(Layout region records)
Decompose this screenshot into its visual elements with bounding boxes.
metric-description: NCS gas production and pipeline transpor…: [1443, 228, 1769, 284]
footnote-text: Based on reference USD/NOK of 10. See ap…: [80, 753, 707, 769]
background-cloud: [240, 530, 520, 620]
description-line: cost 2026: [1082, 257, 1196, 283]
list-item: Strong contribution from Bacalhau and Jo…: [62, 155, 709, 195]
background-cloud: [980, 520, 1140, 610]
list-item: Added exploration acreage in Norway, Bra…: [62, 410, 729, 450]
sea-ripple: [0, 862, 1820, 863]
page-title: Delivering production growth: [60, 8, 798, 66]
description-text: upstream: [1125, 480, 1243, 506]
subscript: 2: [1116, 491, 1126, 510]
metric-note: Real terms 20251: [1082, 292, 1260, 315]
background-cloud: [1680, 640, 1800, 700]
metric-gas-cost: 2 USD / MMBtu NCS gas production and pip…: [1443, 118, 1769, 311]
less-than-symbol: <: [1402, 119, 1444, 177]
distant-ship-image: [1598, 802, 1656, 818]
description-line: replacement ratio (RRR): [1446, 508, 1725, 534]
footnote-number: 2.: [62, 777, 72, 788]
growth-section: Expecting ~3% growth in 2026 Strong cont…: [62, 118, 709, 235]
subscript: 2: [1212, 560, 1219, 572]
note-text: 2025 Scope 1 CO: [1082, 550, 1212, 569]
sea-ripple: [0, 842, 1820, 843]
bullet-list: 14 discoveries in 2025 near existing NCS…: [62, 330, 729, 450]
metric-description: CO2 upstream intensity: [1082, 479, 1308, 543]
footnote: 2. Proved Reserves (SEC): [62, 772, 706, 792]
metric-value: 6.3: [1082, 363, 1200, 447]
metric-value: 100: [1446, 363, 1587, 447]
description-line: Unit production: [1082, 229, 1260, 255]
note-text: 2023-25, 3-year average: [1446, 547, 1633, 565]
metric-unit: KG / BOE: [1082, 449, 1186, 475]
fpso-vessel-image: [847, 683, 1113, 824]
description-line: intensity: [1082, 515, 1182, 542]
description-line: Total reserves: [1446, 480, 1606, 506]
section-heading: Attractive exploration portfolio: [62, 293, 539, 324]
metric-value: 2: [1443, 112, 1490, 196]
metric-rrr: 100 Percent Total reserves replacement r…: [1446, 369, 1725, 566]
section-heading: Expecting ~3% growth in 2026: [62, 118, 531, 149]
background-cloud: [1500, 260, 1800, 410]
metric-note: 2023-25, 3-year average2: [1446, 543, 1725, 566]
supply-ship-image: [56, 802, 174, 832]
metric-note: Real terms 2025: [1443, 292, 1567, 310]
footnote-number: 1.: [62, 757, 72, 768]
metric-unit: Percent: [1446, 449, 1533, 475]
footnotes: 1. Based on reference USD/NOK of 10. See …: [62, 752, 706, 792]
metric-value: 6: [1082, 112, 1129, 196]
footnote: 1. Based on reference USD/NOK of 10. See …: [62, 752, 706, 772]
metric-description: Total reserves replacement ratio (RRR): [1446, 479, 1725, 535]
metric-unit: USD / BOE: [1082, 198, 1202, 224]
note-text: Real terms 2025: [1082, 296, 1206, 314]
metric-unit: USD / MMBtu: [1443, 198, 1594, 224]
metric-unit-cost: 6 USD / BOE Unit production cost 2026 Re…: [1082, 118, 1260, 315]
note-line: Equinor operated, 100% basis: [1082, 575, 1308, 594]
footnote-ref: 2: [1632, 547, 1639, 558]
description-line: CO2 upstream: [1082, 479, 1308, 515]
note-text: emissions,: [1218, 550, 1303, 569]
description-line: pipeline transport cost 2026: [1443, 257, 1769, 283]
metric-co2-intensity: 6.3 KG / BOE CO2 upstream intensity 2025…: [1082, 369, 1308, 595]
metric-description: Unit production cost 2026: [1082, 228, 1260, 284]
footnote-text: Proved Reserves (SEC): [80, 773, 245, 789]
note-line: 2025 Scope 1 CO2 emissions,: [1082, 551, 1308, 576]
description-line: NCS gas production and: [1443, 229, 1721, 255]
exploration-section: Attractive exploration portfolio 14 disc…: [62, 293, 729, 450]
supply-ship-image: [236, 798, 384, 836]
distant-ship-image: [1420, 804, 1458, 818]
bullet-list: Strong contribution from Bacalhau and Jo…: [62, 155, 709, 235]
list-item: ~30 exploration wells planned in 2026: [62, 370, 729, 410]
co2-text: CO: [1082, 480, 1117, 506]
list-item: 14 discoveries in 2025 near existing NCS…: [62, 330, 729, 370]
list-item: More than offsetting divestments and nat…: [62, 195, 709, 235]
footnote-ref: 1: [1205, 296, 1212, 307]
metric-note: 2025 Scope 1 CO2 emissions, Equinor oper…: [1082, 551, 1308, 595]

● WHAT YOU WILL DO:
Convert the layout region records above into a JSON list of strings, one string per line and no strings for blank lines.

● SOLUTION TO THIS EXERCISE:
[
  "Decompose this screenshot into its visual elements with bounding boxes.",
  "metric-description: NCS gas production and pipeline transpor…: [1443, 228, 1769, 284]",
  "footnote-text: Based on reference USD/NOK of 10. See ap…: [80, 753, 707, 769]",
  "background-cloud: [240, 530, 520, 620]",
  "description-line: cost 2026: [1082, 257, 1196, 283]",
  "list-item: Strong contribution from Bacalhau and Jo…: [62, 155, 709, 195]",
  "background-cloud: [980, 520, 1140, 610]",
  "list-item: Added exploration acreage in Norway, Bra…: [62, 410, 729, 450]",
  "sea-ripple: [0, 862, 1820, 863]",
  "page-title: Delivering production growth: [60, 8, 798, 66]",
  "description-text: upstream: [1125, 480, 1243, 506]",
  "subscript: 2: [1116, 491, 1126, 510]",
  "metric-note: Real terms 20251: [1082, 292, 1260, 315]",
  "background-cloud: [1680, 640, 1800, 700]",
  "metric-gas-cost: 2 USD / MMBtu NCS gas production and pip…: [1443, 118, 1769, 311]",
  "less-than-symbol: <: [1402, 119, 1444, 177]",
  "distant-ship-image: [1598, 802, 1656, 818]",
  "description-line: replacement ratio (RRR): [1446, 508, 1725, 534]",
  "footnote-number: 2.: [62, 777, 72, 788]",
  "growth-section: Expecting ~3% growth in 2026 Strong cont…: [62, 118, 709, 235]",
  "subscript: 2: [1212, 560, 1219, 572]",
  "note-text: 2025 Scope 1 CO: [1082, 550, 1212, 569]",
  "sea-ripple: [0, 842, 1820, 843]",
  "bullet-list: 14 discoveries in 2025 near existing NCS…: [62, 330, 729, 450]",
  "metric-description: CO2 upstream intensity: [1082, 479, 1308, 543]",
  "footnote: 2. Proved Reserves (SEC): [62, 772, 706, 792]",
  "metric-value: 6.3: [1082, 363, 1200, 447]",
  "metric-value: 100: [1446, 363, 1587, 447]",
  "description-line: Unit production: [1082, 229, 1260, 255]",
  "note-text: 2023-25, 3-year average: [1446, 547, 1633, 565]",
  "metric-unit: KG / BOE: [1082, 449, 1186, 475]",
  "fpso-vessel-image: [847, 683, 1113, 824]",
  "description-line: intensity: [1082, 515, 1182, 542]",
  "description-line: Total reserves: [1446, 480, 1606, 506]",
  "section-heading: Attractive exploration portfolio: [62, 293, 539, 324]",
  "metric-value: 2: [1443, 112, 1490, 196]",
  "metric-rrr: 100 Percent Total reserves replacement r…: [1446, 369, 1725, 566]",
  "section-heading: Expecting ~3% growth in 2026: [62, 118, 531, 149]",
  "background-cloud: [1500, 260, 1800, 410]",
  "metric-note: 2023-25, 3-year average2: [1446, 543, 1725, 566]",
  "supply-ship-image: [56, 802, 174, 832]",
  "metric-note: Real terms 2025: [1443, 292, 1567, 310]",
  "footnote-number: 1.: [62, 757, 72, 768]",
  "metric-unit: Percent: [1446, 449, 1533, 475]",
  "footnotes: 1. Based on reference USD/NOK of 10. See …: [62, 752, 706, 792]",
  "metric-value: 6: [1082, 112, 1129, 196]",
  "footnote: 1. Based on reference USD/NOK of 10. See …: [62, 752, 706, 772]",
  "metric-description: Total reserves replacement ratio (RRR): [1446, 479, 1725, 535]",
  "metric-unit: USD / BOE: [1082, 198, 1202, 224]",
  "note-text: Real terms 2025: [1082, 296, 1206, 314]",
  "metric-unit: USD / MMBtu: [1443, 198, 1594, 224]",
  "metric-unit-cost: 6 USD / BOE Unit production cost 2026 Re…: [1082, 118, 1260, 315]",
  "note-line: Equinor operated, 100% basis: [1082, 575, 1308, 594]",
  "footnote-ref: 2: [1632, 547, 1639, 558]",
  "description-line: CO2 upstream: [1082, 479, 1308, 515]",
  "note-text: emissions,: [1218, 550, 1303, 569]",
  "description-line: pipeline transport cost 2026: [1443, 257, 1769, 283]",
  "metric-co2-intensity: 6.3 KG / BOE CO2 upstream intensity 2025…: [1082, 369, 1308, 595]",
  "metric-description: Unit production cost 2026: [1082, 228, 1260, 284]",
  "footnote-text: Proved Reserves (SEC): [80, 773, 245, 789]",
  "note-line: 2025 Scope 1 CO2 emissions,: [1082, 551, 1308, 576]",
  "description-line: NCS gas production and: [1443, 229, 1721, 255]",
  "exploration-section: Attractive exploration portfolio 14 disc…: [62, 293, 729, 450]",
  "supply-ship-image: [236, 798, 384, 836]",
  "distant-ship-image: [1420, 804, 1458, 818]",
  "bullet-list: Strong contribution from Bacalhau and Jo…: [62, 155, 709, 235]",
  "list-item: ~30 exploration wells planned in 2026: [62, 370, 729, 410]",
  "co2-text: CO: [1082, 480, 1117, 506]",
  "list-item: 14 discoveries in 2025 near existing NCS…: [62, 330, 729, 370]",
  "list-item: More than offsetting divestments and nat…: [62, 195, 709, 235]",
  "footnote-ref: 1: [1205, 296, 1212, 307]",
  "metric-note: 2025 Scope 1 CO2 emissions, Equinor oper…: [1082, 551, 1308, 595]"
]